- [SUPPLIED DATA]
* begin *

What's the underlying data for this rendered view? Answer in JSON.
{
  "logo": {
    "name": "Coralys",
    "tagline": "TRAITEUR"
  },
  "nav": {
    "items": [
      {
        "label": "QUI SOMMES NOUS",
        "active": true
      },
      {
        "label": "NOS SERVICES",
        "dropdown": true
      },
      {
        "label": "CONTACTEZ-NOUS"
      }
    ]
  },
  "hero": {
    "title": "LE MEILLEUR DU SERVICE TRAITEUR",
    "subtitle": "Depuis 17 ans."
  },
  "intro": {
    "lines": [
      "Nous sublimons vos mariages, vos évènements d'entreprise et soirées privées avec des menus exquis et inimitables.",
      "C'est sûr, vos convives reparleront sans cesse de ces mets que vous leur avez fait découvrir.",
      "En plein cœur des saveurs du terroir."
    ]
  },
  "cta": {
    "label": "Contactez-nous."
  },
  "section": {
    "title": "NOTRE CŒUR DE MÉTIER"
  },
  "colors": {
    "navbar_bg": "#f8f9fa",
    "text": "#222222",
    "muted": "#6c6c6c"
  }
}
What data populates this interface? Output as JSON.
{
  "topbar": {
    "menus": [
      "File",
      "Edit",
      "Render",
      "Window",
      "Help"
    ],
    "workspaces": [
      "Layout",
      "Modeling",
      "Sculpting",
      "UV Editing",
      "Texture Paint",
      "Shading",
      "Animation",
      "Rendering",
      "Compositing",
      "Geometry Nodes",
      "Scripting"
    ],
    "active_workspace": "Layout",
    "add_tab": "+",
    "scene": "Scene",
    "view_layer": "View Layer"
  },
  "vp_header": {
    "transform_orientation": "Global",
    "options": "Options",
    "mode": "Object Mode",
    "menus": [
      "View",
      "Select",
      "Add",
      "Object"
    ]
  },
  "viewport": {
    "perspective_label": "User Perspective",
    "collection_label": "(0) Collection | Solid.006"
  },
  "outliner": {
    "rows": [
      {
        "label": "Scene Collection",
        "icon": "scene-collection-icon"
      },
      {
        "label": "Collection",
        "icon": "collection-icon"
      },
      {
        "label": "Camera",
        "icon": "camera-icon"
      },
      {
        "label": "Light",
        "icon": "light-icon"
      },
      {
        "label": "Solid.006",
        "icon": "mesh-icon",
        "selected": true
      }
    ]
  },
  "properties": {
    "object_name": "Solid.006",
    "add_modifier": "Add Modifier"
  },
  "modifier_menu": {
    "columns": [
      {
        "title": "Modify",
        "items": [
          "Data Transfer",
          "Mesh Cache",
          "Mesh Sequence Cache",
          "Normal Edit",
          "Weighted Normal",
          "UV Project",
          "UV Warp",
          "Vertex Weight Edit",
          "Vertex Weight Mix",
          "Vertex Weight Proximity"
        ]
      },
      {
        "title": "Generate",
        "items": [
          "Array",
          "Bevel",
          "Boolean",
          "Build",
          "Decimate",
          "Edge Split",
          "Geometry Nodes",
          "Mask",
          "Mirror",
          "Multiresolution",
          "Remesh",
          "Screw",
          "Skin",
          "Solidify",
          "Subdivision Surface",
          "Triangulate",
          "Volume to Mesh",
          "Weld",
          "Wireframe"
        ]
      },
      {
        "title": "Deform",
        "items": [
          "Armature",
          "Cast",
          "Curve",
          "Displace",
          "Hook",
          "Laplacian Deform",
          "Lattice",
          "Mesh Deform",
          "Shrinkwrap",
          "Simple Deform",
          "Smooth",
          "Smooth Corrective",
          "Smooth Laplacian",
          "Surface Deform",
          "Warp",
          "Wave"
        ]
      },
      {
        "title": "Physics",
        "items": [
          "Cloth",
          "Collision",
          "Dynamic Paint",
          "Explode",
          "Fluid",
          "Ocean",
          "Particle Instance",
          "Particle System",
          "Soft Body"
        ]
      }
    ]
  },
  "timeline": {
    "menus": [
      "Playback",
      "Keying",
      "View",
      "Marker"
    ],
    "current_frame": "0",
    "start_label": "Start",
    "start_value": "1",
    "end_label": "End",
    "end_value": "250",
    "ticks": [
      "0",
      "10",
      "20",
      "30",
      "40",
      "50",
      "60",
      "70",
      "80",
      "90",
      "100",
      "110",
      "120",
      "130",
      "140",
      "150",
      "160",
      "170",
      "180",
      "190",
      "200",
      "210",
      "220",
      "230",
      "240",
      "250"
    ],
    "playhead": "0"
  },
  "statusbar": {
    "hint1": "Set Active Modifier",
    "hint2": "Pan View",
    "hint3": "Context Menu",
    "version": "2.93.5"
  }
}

* end *

- [WHAT IS BEING ASKED] Copy out each line in the listing that has the word "Surface".

- [RESULT FOR THIS EXERCISE]
          "Subdivision Surface",
          "Surface Deform",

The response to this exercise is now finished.